* DATASET CONTENT *
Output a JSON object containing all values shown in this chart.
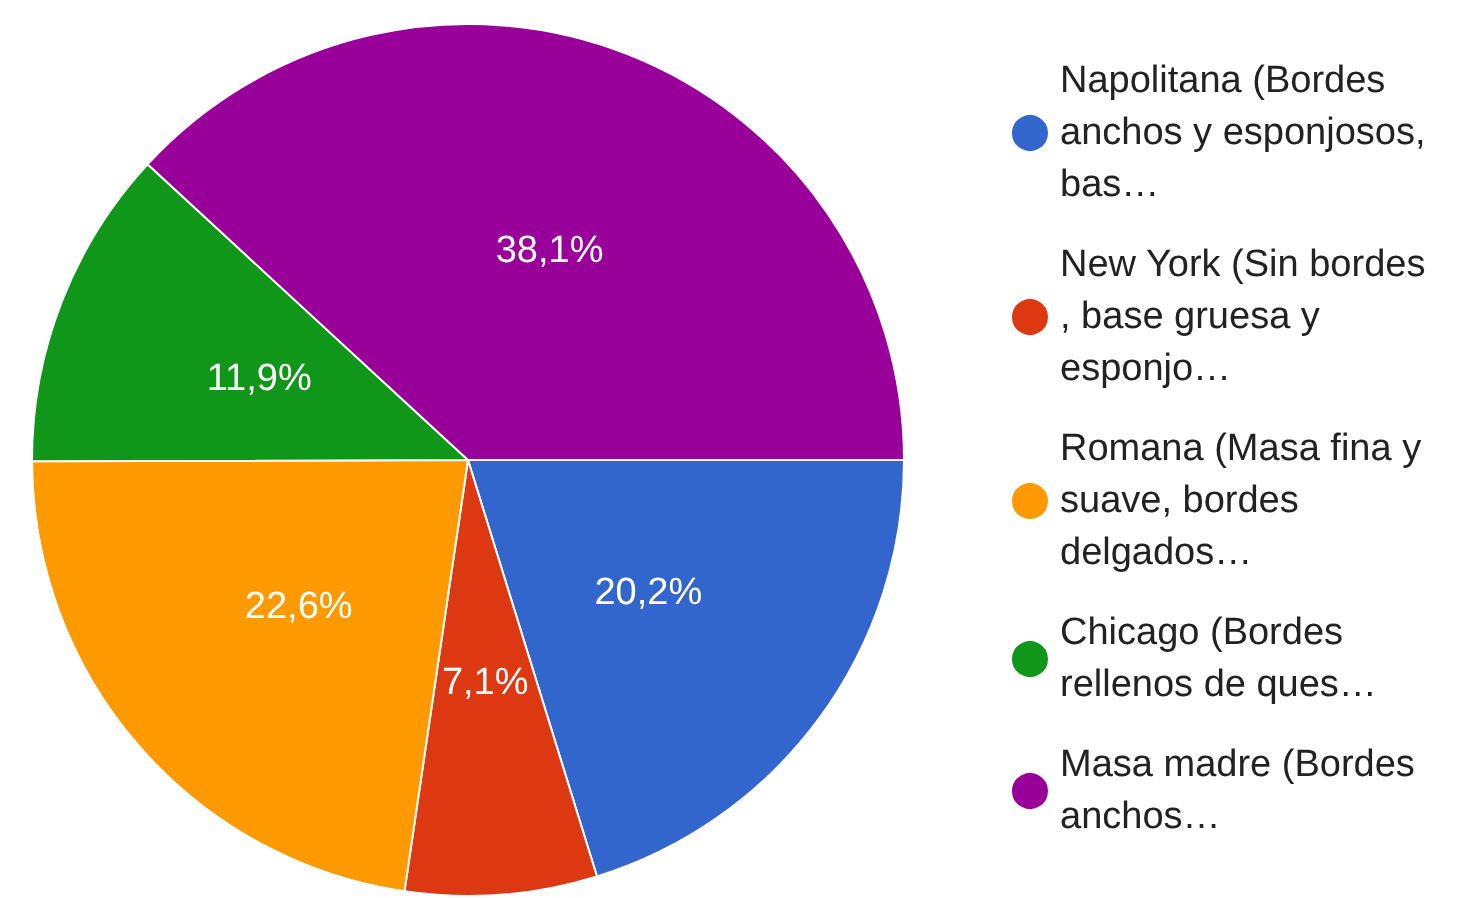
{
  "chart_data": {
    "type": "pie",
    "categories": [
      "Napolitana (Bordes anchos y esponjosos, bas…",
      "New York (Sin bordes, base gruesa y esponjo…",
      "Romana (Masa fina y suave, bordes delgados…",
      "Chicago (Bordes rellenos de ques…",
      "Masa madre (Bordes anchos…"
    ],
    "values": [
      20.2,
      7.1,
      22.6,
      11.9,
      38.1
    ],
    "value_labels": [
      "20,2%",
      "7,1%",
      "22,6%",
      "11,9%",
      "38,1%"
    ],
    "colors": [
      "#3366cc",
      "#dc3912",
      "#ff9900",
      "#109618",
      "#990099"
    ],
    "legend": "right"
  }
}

* WRITTEN REQUEST *
Copy each line of the records precisely and drop any images they hold.

* EXERCISE SOLUTION *
Output a JSON object containing all values shown in this chart.
{
  "chart_data": {
    "type": "pie",
    "categories": [
      "Napolitana (Bordes anchos y esponjosos, bas…",
      "New York (Sin bordes, base gruesa y esponjo…",
      "Romana (Masa fina y suave, bordes delgados…",
      "Chicago (Bordes rellenos de ques…",
      "Masa madre (Bordes anchos…"
    ],
    "values": [
      20.2,
      7.1,
      22.6,
      11.9,
      38.1
    ],
    "value_labels": [
      "20,2%",
      "7,1%",
      "22,6%",
      "11,9%",
      "38,1%"
    ],
    "colors": [
      "#3366cc",
      "#dc3912",
      "#ff9900",
      "#109618",
      "#990099"
    ],
    "legend": "right"
  }
}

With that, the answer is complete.